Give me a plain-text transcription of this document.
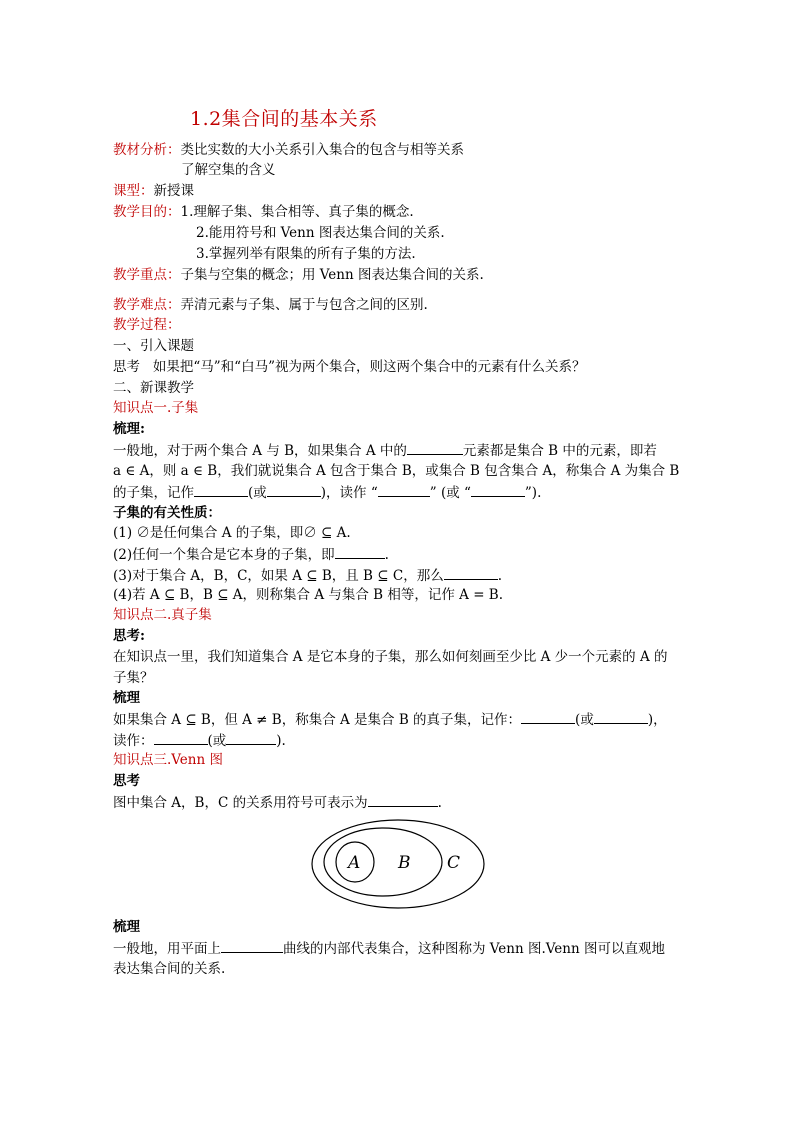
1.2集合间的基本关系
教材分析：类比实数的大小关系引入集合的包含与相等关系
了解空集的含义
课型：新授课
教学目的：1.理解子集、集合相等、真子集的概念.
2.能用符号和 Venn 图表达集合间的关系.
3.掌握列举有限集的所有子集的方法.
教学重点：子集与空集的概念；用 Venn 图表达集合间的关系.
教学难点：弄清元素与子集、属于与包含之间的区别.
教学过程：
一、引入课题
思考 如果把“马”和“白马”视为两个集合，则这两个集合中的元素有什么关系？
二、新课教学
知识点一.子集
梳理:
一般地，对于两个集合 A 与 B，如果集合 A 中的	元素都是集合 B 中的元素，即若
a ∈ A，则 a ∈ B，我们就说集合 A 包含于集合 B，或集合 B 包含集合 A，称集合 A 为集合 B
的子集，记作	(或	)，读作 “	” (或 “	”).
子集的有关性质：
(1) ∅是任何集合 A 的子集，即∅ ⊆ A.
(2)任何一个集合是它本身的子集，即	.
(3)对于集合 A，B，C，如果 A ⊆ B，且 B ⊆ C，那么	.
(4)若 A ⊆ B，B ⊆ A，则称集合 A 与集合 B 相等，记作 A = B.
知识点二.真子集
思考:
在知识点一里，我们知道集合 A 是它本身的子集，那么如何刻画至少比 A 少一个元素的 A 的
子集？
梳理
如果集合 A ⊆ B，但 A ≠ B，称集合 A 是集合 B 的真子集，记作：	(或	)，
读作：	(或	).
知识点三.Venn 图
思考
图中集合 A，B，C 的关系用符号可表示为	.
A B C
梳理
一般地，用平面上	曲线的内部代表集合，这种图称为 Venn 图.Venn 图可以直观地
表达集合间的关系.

******

• [DIRECTIVE] All of the material above needs to be restated exactly, with no pictures.

• [SOLUTION FOR THIS EXERCISE]
Give me a plain-text transcription of this document.
1.2集合间的基本关系
教材分析：类比实数的大小关系引入集合的包含与相等关系
了解空集的含义
课型：新授课
教学目的：1.理解子集、集合相等、真子集的概念.
2.能用符号和 Venn 图表达集合间的关系.
3.掌握列举有限集的所有子集的方法.
教学重点：子集与空集的概念；用 Venn 图表达集合间的关系.
教学难点：弄清元素与子集、属于与包含之间的区别.
教学过程：
一、引入课题
思考 如果把“马”和“白马”视为两个集合，则这两个集合中的元素有什么关系？
二、新课教学
知识点一.子集
梳理:
一般地，对于两个集合 A 与 B，如果集合 A 中的	元素都是集合 B 中的元素，即若
a ∈ A，则 a ∈ B，我们就说集合 A 包含于集合 B，或集合 B 包含集合 A，称集合 A 为集合 B
的子集，记作	(或	)，读作 “	” (或 “	”).
子集的有关性质：
(1) ∅是任何集合 A 的子集，即∅ ⊆ A.
(2)任何一个集合是它本身的子集，即	.
(3)对于集合 A，B，C，如果 A ⊆ B，且 B ⊆ C，那么	.
(4)若 A ⊆ B，B ⊆ A，则称集合 A 与集合 B 相等，记作 A = B.
知识点二.真子集
思考:
在知识点一里，我们知道集合 A 是它本身的子集，那么如何刻画至少比 A 少一个元素的 A 的
子集？
梳理
如果集合 A ⊆ B，但 A ≠ B，称集合 A 是集合 B 的真子集，记作：	(或	)，
读作：	(或	).
知识点三.Venn 图
思考
图中集合 A，B，C 的关系用符号可表示为	.
A B C
梳理
一般地，用平面上	曲线的内部代表集合，这种图称为 Venn 图.Venn 图可以直观地
表达集合间的关系.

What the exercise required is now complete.